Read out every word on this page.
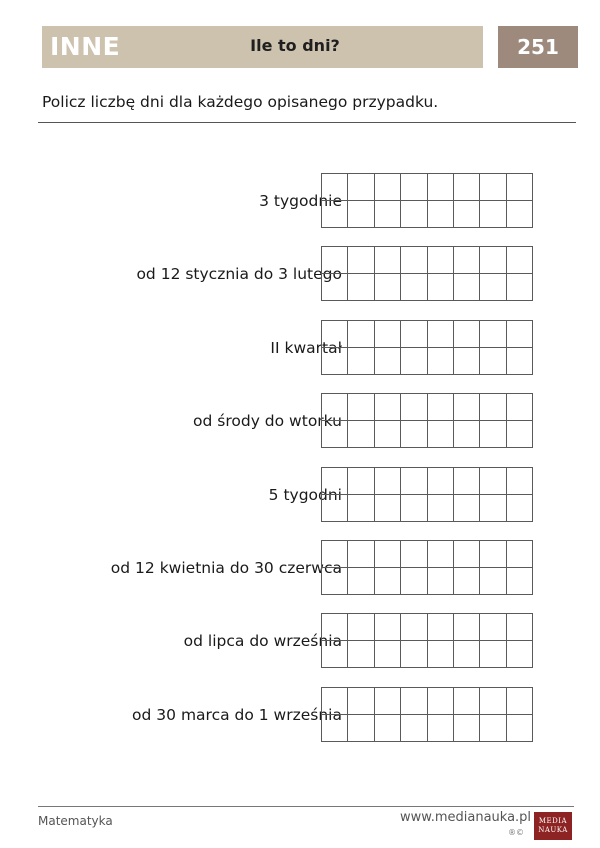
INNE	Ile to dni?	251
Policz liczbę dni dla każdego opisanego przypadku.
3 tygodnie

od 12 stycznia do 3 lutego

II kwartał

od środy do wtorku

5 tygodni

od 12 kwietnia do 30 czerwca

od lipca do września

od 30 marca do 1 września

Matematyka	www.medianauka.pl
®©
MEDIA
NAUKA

* * * * * * * * *

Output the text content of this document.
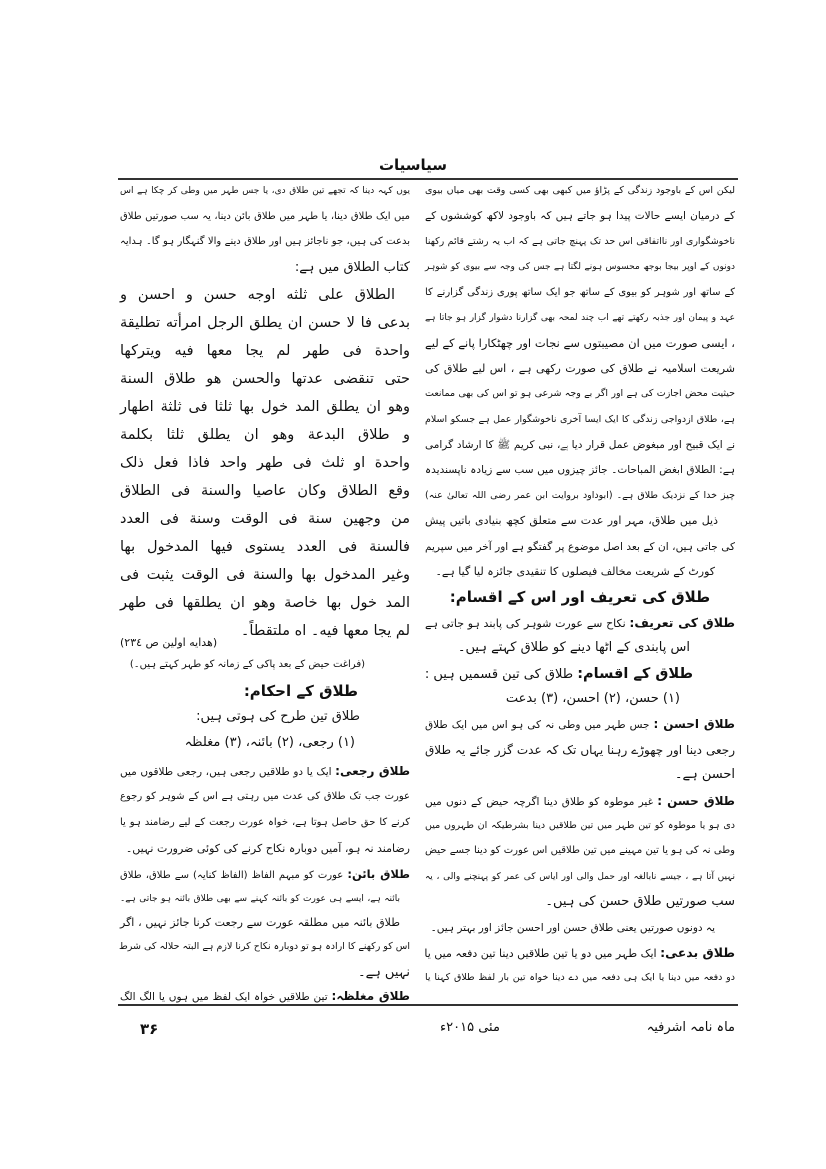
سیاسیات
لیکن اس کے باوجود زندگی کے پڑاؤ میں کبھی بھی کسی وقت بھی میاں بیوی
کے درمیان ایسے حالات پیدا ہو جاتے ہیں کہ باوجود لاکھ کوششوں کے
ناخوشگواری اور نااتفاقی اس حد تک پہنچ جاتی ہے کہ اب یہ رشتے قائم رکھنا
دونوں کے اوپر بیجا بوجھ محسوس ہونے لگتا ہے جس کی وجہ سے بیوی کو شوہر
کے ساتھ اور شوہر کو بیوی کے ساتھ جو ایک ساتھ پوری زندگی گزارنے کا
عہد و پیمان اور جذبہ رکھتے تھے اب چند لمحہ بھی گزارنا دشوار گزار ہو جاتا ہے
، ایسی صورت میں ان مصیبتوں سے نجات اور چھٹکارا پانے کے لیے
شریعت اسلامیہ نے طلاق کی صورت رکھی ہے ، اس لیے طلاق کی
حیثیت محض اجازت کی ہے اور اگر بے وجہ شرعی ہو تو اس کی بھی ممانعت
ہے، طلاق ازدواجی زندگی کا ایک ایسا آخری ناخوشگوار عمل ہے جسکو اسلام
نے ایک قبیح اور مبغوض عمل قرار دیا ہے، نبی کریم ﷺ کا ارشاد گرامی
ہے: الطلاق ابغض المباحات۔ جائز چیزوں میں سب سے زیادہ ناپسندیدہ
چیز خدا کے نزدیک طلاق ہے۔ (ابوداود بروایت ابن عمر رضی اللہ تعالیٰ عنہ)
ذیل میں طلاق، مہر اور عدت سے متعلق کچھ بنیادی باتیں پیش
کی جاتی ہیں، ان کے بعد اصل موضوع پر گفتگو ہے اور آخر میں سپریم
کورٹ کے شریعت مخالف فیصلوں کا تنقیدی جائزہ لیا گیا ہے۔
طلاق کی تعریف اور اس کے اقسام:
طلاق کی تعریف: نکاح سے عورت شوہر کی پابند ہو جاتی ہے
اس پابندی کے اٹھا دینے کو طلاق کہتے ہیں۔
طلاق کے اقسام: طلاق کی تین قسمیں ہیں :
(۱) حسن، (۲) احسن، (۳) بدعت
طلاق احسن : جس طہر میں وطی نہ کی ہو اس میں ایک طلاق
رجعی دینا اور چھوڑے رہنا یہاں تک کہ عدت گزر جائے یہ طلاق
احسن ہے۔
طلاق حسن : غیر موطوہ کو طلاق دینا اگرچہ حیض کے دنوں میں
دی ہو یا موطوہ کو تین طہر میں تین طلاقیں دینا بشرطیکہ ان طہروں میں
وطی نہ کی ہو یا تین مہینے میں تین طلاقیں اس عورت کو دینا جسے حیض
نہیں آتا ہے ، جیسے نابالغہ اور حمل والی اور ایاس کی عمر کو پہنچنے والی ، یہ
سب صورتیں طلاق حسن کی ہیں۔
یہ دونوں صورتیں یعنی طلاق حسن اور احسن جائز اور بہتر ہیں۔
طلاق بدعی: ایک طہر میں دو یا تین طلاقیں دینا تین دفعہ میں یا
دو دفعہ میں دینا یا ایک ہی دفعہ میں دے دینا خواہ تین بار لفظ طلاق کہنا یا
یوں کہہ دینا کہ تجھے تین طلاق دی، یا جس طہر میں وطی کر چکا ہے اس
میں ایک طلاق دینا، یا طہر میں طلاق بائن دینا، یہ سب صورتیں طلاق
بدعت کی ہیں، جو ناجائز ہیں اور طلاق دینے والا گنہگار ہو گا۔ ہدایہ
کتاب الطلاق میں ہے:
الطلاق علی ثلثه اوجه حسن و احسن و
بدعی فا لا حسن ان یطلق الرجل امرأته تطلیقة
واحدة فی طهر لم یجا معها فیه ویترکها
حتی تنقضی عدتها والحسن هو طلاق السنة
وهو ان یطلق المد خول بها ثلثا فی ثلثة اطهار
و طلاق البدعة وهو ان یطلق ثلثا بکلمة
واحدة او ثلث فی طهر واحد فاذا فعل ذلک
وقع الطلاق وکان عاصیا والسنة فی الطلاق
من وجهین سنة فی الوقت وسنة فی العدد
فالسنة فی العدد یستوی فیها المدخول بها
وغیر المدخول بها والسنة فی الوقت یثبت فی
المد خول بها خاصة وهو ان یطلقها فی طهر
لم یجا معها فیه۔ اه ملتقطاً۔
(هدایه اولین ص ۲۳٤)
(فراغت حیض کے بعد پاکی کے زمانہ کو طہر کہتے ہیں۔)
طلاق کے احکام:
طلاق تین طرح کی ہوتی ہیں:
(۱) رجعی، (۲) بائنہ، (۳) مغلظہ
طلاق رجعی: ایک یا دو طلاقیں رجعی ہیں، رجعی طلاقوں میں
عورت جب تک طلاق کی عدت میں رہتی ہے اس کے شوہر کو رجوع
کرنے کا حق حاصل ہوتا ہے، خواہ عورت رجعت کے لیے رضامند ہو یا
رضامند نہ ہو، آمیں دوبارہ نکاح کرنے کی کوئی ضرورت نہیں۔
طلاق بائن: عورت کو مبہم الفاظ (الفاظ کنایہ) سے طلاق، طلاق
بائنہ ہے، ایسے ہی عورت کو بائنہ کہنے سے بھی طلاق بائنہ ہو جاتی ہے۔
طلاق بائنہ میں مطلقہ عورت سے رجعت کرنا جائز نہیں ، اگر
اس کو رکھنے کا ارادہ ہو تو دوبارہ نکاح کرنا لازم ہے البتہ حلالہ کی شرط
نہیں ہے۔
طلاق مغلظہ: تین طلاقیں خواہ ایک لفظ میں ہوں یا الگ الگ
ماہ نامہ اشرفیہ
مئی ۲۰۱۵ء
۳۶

* * * * * * * * *

WORK TO BE COMPLETED
What is the number of lines above that contain "کرنا"? Answer with that number only.

RESULT OF THIS TASK
2